__REQUIRED TASK__: In the data below, find every line with the string "نیاز" and pull it out.

· · · ·

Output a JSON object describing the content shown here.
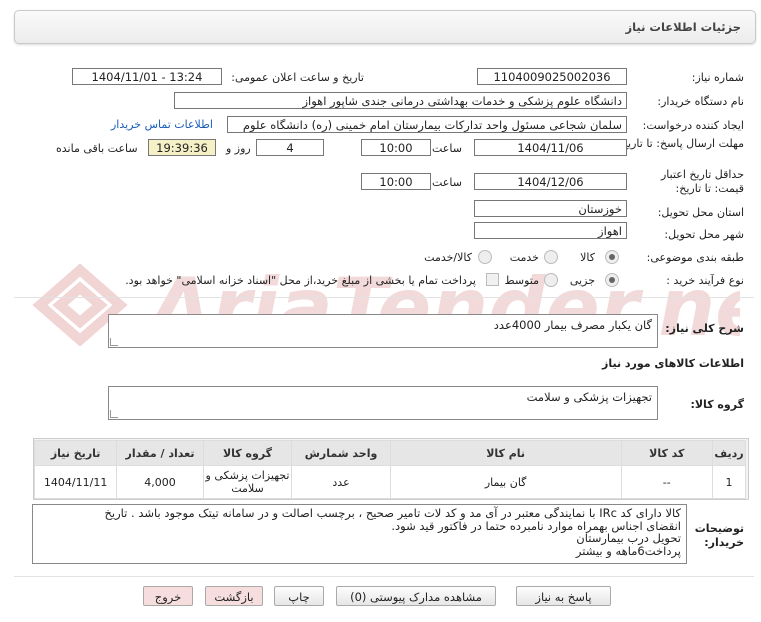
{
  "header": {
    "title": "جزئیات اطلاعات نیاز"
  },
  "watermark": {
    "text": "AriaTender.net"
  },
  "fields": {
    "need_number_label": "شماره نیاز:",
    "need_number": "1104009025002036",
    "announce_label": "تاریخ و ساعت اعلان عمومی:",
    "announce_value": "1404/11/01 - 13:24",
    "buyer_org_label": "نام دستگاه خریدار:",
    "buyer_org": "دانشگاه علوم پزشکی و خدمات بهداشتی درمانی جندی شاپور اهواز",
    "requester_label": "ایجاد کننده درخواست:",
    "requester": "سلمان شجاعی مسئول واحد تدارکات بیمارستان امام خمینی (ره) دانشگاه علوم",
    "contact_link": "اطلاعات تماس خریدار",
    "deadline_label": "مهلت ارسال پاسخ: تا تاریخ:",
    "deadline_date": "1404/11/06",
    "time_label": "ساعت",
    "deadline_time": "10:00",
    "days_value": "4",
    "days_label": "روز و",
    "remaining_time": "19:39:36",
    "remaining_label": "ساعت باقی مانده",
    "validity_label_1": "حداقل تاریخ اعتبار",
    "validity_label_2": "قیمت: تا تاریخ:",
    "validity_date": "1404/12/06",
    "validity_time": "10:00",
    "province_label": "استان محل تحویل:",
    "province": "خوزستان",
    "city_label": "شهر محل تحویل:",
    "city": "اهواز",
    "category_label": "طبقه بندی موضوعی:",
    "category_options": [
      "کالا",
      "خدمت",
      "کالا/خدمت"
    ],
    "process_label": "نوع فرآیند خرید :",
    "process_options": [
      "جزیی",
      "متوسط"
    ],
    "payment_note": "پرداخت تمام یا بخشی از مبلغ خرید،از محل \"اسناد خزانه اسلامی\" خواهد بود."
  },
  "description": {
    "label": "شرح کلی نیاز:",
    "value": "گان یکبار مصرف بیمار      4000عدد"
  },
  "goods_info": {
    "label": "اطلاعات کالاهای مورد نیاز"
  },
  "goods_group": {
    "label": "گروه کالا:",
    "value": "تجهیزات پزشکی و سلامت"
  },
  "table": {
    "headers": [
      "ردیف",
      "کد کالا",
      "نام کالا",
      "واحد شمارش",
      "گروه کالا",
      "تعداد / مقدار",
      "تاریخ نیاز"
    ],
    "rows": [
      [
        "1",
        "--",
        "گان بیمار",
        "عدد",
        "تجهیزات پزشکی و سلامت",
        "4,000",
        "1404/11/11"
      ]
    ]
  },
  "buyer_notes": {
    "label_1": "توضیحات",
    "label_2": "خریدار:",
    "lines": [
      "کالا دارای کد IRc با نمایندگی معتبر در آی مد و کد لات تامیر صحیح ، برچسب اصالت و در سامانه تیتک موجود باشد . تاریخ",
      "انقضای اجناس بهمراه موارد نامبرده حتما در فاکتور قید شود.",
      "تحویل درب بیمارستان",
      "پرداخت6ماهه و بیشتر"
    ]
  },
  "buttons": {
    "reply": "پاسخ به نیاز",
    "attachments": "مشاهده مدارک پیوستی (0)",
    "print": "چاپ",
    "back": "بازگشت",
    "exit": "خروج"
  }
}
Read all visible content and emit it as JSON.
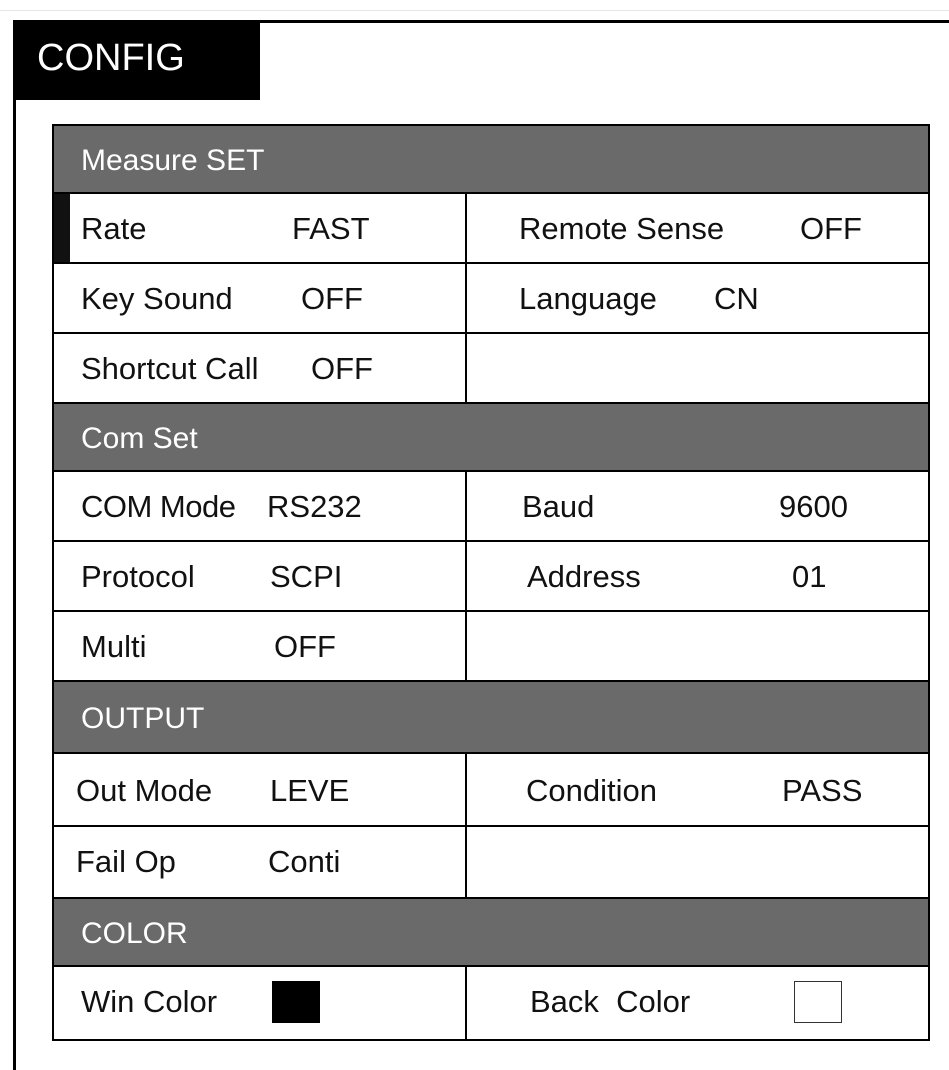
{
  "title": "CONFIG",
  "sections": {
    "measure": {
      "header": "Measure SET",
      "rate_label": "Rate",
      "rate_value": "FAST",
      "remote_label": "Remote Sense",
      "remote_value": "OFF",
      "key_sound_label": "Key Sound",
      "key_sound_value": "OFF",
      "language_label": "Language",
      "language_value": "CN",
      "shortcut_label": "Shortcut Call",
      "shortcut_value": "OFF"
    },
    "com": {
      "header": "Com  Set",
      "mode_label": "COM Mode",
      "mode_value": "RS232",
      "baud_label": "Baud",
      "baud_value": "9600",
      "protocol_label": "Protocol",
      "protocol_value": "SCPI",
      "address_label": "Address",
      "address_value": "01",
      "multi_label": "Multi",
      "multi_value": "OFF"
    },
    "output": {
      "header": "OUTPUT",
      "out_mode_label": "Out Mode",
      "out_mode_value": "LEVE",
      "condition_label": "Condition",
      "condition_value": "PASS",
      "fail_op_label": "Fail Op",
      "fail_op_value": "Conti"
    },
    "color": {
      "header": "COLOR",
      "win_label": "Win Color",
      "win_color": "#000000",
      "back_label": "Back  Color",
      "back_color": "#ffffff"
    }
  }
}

· · · ·

__RESULT OF THIS EXERCISE__:
    "title": "جزئیات اطلاعات نیاز"
    "need_number_label": "شماره نیاز:",
    "label": "شرح کلی نیاز:",
    "label": "اطلاعات کالاهای مورد نیاز"
      "تاریخ نیاز"
    "reply": "پاسخ به نیاز",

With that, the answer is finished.